-- Start --

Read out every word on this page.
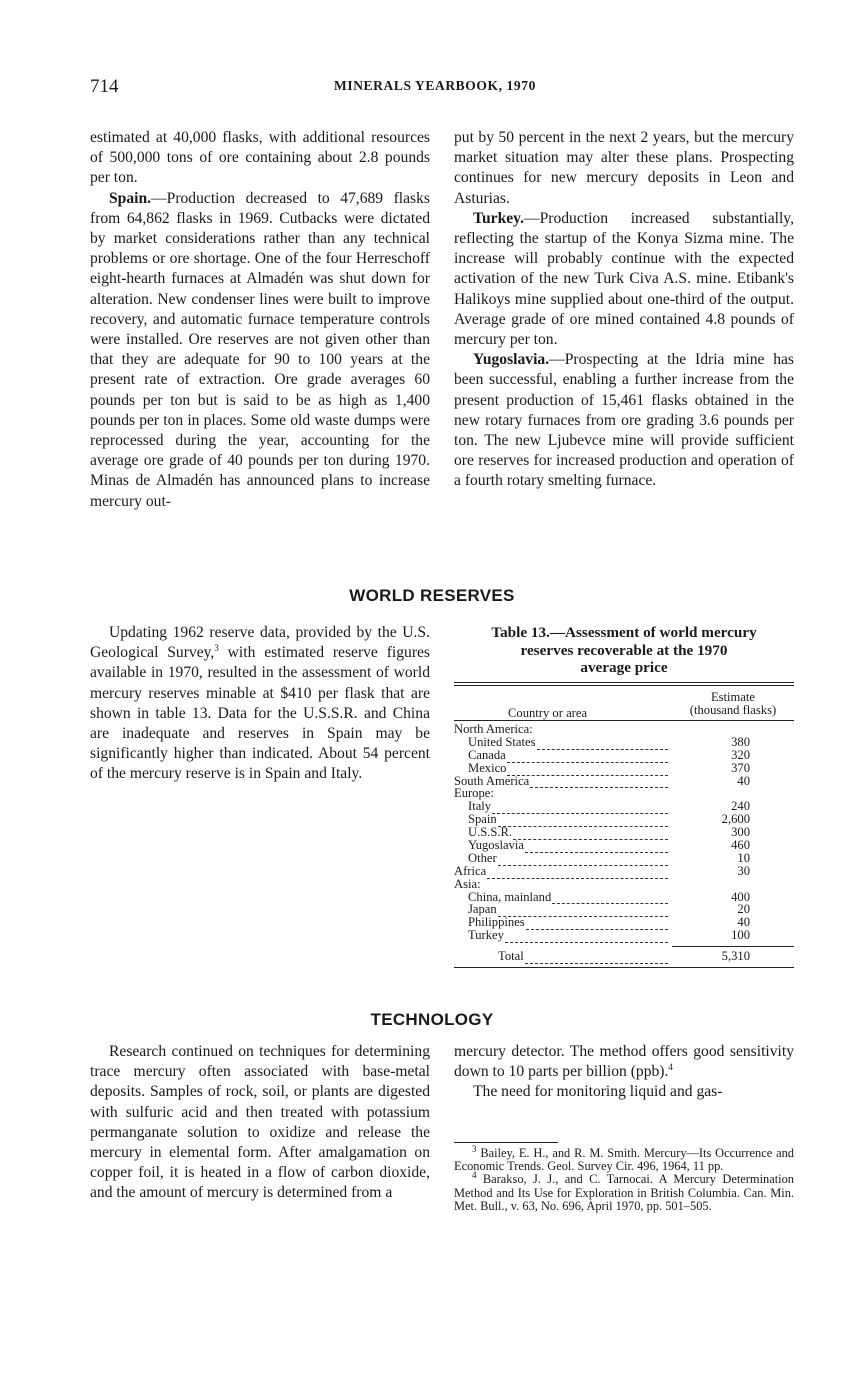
714	MINERALS YEARBOOK, 1970

estimated at 40,000 flasks, with additional resources of 500,000 tons of ore containing about 2.8 pounds per ton.

Spain.—Production decreased to 47,689 flasks from 64,862 flasks in 1969. Cutbacks were dictated by market considerations rather than any technical problems or ore shortage. One of the four Herreschoff eight-hearth furnaces at Almadén was shut down for alteration. New condenser lines were built to improve recovery, and automatic furnace temperature controls were installed. Ore reserves are not given other than that they are adequate for 90 to 100 years at the present rate of extraction. Ore grade averages 60 pounds per ton but is said to be as high as 1,400 pounds per ton in places. Some old waste dumps were reprocessed during the year, accounting for the average ore grade of 40 pounds per ton during 1970. Minas de Almadén has announced plans to increase mercury out-

put by 50 percent in the next 2 years, but the mercury market situation may alter these plans. Prospecting continues for new mercury deposits in Leon and Asturias.

Turkey.—Production increased substantially, reflecting the startup of the Konya Sizma mine. The increase will probably continue with the expected activation of the new Turk Civa A.S. mine. Etibank's Halikoys mine supplied about one-third of the output. Average grade of ore mined contained 4.8 pounds of mercury per ton.

Yugoslavia.—Prospecting at the Idria mine has been successful, enabling a further increase from the present production of 15,461 flasks obtained in the new rotary furnaces from ore grading 3.6 pounds per ton. The new Ljubevce mine will provide sufficient ore reserves for increased production and operation of a fourth rotary smelting furnace.

WORLD RESERVES

Updating 1962 reserve data, provided by the U.S. Geological Survey,$^3$ with estimated reserve figures available in 1970, resulted in the assessment of world mercury reserves minable at $410 per flask that are shown in table 13. Data for the U.S.S.R. and China are inadequate and reserves in Spain may be significantly higher than indicated. About 54 percent of the mercury reserve is in Spain and Italy.

Table 13.—Assessment of world mercury
reserves recoverable at the 1970
average price
Country or area
Estimate
(thousand flasks)
North America:
United States	380
Canada	320
Mexico	370
South America	40
Europe:
Italy	240
Spain	2,600
U.S.S.R.	300
Yugoslavia	460
Other	10
Africa	30
Asia:
China, mainland	400
Japan	20
Philippines	40
Turkey	100
Total	5,310
TECHNOLOGY

Research continued on techniques for determining trace mercury often associated with base-metal deposits. Samples of rock, soil, or plants are digested with sulfuric acid and then treated with potassium permanganate solution to oxidize and release the mercury in elemental form. After amalgamation on copper foil, it is heated in a flow of carbon dioxide, and the amount of mercury is determined from a

mercury detector. The method offers good sensitivity down to 10 parts per billion (ppb).$^4$

The need for monitoring liquid and gas-

$^3$ Bailey, E. H., and R. M. Smith. Mercury—Its Occurrence and Economic Trends. Geol. Survey Cir. 496, 1964, 11 pp.

$^4$ Barakso, J. J., and C. Tarnocai. A Mercury Determination Method and Its Use for Exploration in British Columbia. Can. Min. Met. Bull., v. 63, No. 696, April 1970, pp. 501–505.
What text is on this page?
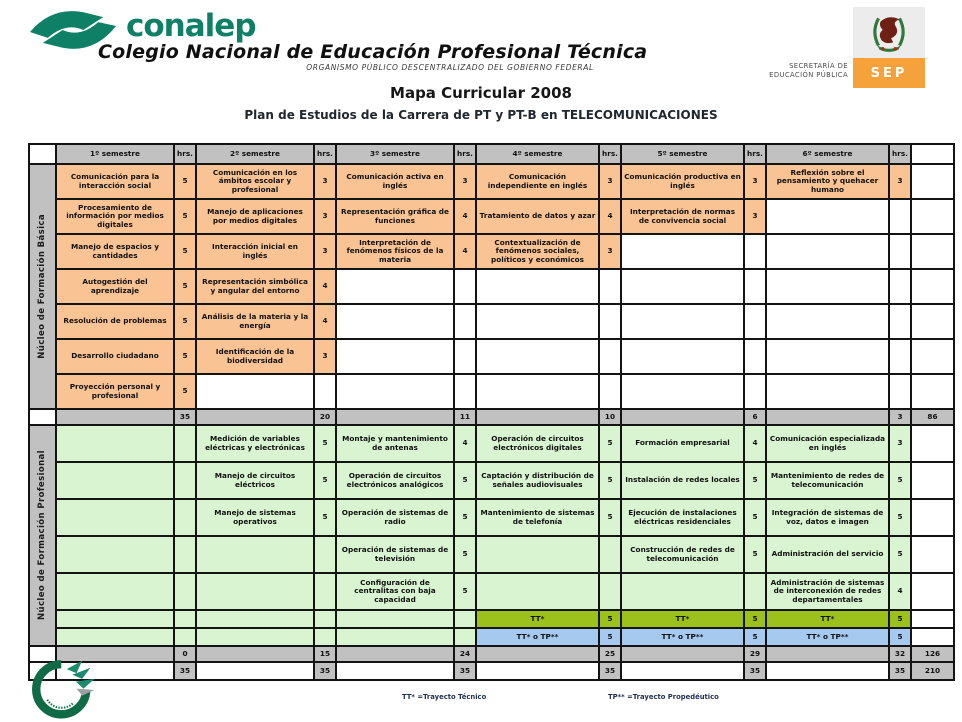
conalep
Colegio Nacional de Educación Profesional Técnica
ORGANISMO PÚBLICO DESCENTRALIZADO DEL GOBIERNO FEDERAL	SECRETARÍA DE
EDUCACIÓN PÚBLICA	SEP
Mapa Curricular 2008
Plan de Estudios de la Carrera de PT y PT-B en TELECOMUNICACIONES
	1º semestre	hrs.	2º semestre	hrs.	3º semestre	hrs.	4º semestre	hrs.	5º semestre	hrs.	6º semestre	hrs.	

Núcleo de Formación Básica	Comunicación para la interacción social	5	Comunicación en los ámbitos escolar y profesional	3	Comunicación activa en inglés	3	Comunicación independiente en inglés	3	Comunicación productiva en inglés	3	Reflexión sobre el pensamiento y quehacer humano	3	
	Procesamiento de información por medios digitales	5	Manejo de aplicaciones por medios digitales	3	Representación gráfica de funciones	4	Tratamiento de datos y azar	4	Interpretación de normas de convivencia social	3			
	Manejo de espacios y cantidades	5	Interacción inicial en inglés	3	Interpretación de fenómenos físicos de la materia	4	Contextualización de fenómenos sociales, políticos y económicos	3					
	Autogestión del aprendizaje	5	Representación simbólica y angular del entorno	4									
	Resolución de problemas	5	Análisis de la materia y la energía	4									
	Desarrollo ciudadano	5	Identificación de la biodiversidad	3									
	Proyección personal y profesional	5											
		35		20		11		10		6		3	86

Núcleo de Formación Profesional			Medición de variables eléctricas y electrónicas	5	Montaje y mantenimiento de antenas	4	Operación de circuitos electrónicos digitales	5	Formación empresarial	4	Comunicación especializada en inglés	3	
			Manejo de circuitos eléctricos	5	Operación de circuitos electrónicos analógicos	5	Captación y distribución de señales audiovisuales	5	Instalación de redes locales	5	Mantenimiento de redes de telecomunicación	5	
			Manejo de sistemas operativos	5	Operación de sistemas de radio	5	Mantenimiento de sistemas de telefonía	5	Ejecución de instalaciones eléctricas residenciales	5	Integración de sistemas de voz, datos e imagen	5	
					Operación de sistemas de televisión	5			Construcción de redes de telecomunicación	5	Administración del servicio	5	
					Configuración de centralitas con baja capacidad	5					Administración de sistemas de interconexión de redes departamentales	4	
							TT*	5	TT*	5	TT*	5	
							TT* o TP**	5	TT* o TP**	5	TT* o TP**	5	
		0		15		24		25		29		32	126
		35		35		35		35		35		35	210
TT* =Trayecto Técnico	TP** =Trayecto Propedéutico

-- End --

EXERCISE GOAL: Exclude the pictures and transcribe all of the entries exactly.

SOLUTION TO THE EXERCISE:
Read out every word on this page.
714	MINERALS YEARBOOK, 1970

estimated at 40,000 flasks, with additional resources of 500,000 tons of ore containing about 2.8 pounds per ton.

Spain.—Production decreased to 47,689 flasks from 64,862 flasks in 1969. Cutbacks were dictated by market considerations rather than any technical problems or ore shortage. One of the four Herreschoff eight-hearth furnaces at Almadén was shut down for alteration. New condenser lines were built to improve recovery, and automatic furnace temperature controls were installed. Ore reserves are not given other than that they are adequate for 90 to 100 years at the present rate of extraction. Ore grade averages 60 pounds per ton but is said to be as high as 1,400 pounds per ton in places. Some old waste dumps were reprocessed during the year, accounting for the average ore grade of 40 pounds per ton during 1970. Minas de Almadén has announced plans to increase mercury out-

put by 50 percent in the next 2 years, but the mercury market situation may alter these plans. Prospecting continues for new mercury deposits in Leon and Asturias.

Turkey.—Production increased substantially, reflecting the startup of the Konya Sizma mine. The increase will probably continue with the expected activation of the new Turk Civa A.S. mine. Etibank's Halikoys mine supplied about one-third of the output. Average grade of ore mined contained 4.8 pounds of mercury per ton.

Yugoslavia.—Prospecting at the Idria mine has been successful, enabling a further increase from the present production of 15,461 flasks obtained in the new rotary furnaces from ore grading 3.6 pounds per ton. The new Ljubevce mine will provide sufficient ore reserves for increased production and operation of a fourth rotary smelting furnace.

WORLD RESERVES

Updating 1962 reserve data, provided by the U.S. Geological Survey,$^3$ with estimated reserve figures available in 1970, resulted in the assessment of world mercury reserves minable at $410 per flask that are shown in table 13. Data for the U.S.S.R. and China are inadequate and reserves in Spain may be significantly higher than indicated. About 54 percent of the mercury reserve is in Spain and Italy.

Table 13.—Assessment of world mercury
reserves recoverable at the 1970
average price
Country or area
Estimate
(thousand flasks)
North America:
United States	380
Canada	320
Mexico	370
South America	40
Europe:
Italy	240
Spain	2,600
U.S.S.R.	300
Yugoslavia	460
Other	10
Africa	30
Asia:
China, mainland	400
Japan	20
Philippines	40
Turkey	100
Total	5,310
TECHNOLOGY

Research continued on techniques for determining trace mercury often associated with base-metal deposits. Samples of rock, soil, or plants are digested with sulfuric acid and then treated with potassium permanganate solution to oxidize and release the mercury in elemental form. After amalgamation on copper foil, it is heated in a flow of carbon dioxide, and the amount of mercury is determined from a

mercury detector. The method offers good sensitivity down to 10 parts per billion (ppb).$^4$

The need for monitoring liquid and gas-

$^3$ Bailey, E. H., and R. M. Smith. Mercury—Its Occurrence and Economic Trends. Geol. Survey Cir. 496, 1964, 11 pp.

$^4$ Barakso, J. J., and C. Tarnocai. A Mercury Determination Method and Its Use for Exploration in British Columbia. Can. Min. Met. Bull., v. 63, No. 696, April 1970, pp. 501–505.
What text is on this page?
conalep
Colegio Nacional de Educación Profesional Técnica
ORGANISMO PÚBLICO DESCENTRALIZADO DEL GOBIERNO FEDERAL	SECRETARÍA DE
EDUCACIÓN PÚBLICA	SEP
Mapa Curricular 2008
Plan de Estudios de la Carrera de PT y PT-B en TELECOMUNICACIONES
	1º semestre	hrs.	2º semestre	hrs.	3º semestre	hrs.	4º semestre	hrs.	5º semestre	hrs.	6º semestre	hrs.	

Núcleo de Formación Básica	Comunicación para la interacción social	5	Comunicación en los ámbitos escolar y profesional	3	Comunicación activa en inglés	3	Comunicación independiente en inglés	3	Comunicación productiva en inglés	3	Reflexión sobre el pensamiento y quehacer humano	3	
	Procesamiento de información por medios digitales	5	Manejo de aplicaciones por medios digitales	3	Representación gráfica de funciones	4	Tratamiento de datos y azar	4	Interpretación de normas de convivencia social	3			
	Manejo de espacios y cantidades	5	Interacción inicial en inglés	3	Interpretación de fenómenos físicos de la materia	4	Contextualización de fenómenos sociales, políticos y económicos	3					
	Autogestión del aprendizaje	5	Representación simbólica y angular del entorno	4									
	Resolución de problemas	5	Análisis de la materia y la energía	4									
	Desarrollo ciudadano	5	Identificación de la biodiversidad	3									
	Proyección personal y profesional	5											
		35		20		11		10		6		3	86

Núcleo de Formación Profesional			Medición de variables eléctricas y electrónicas	5	Montaje y mantenimiento de antenas	4	Operación de circuitos electrónicos digitales	5	Formación empresarial	4	Comunicación especializada en inglés	3	
			Manejo de circuitos eléctricos	5	Operación de circuitos electrónicos analógicos	5	Captación y distribución de señales audiovisuales	5	Instalación de redes locales	5	Mantenimiento de redes de telecomunicación	5	
			Manejo de sistemas operativos	5	Operación de sistemas de radio	5	Mantenimiento de sistemas de telefonía	5	Ejecución de instalaciones eléctricas residenciales	5	Integración de sistemas de voz, datos e imagen	5	
					Operación de sistemas de televisión	5			Construcción de redes de telecomunicación	5	Administración del servicio	5	
					Configuración de centralitas con baja capacidad	5					Administración de sistemas de interconexión de redes departamentales	4	
							TT*	5	TT*	5	TT*	5	
							TT* o TP**	5	TT* o TP**	5	TT* o TP**	5	
		0		15		24		25		29		32	126
		35		35		35		35		35		35	210
TT* =Trayecto Técnico	TP** =Trayecto Propedéutico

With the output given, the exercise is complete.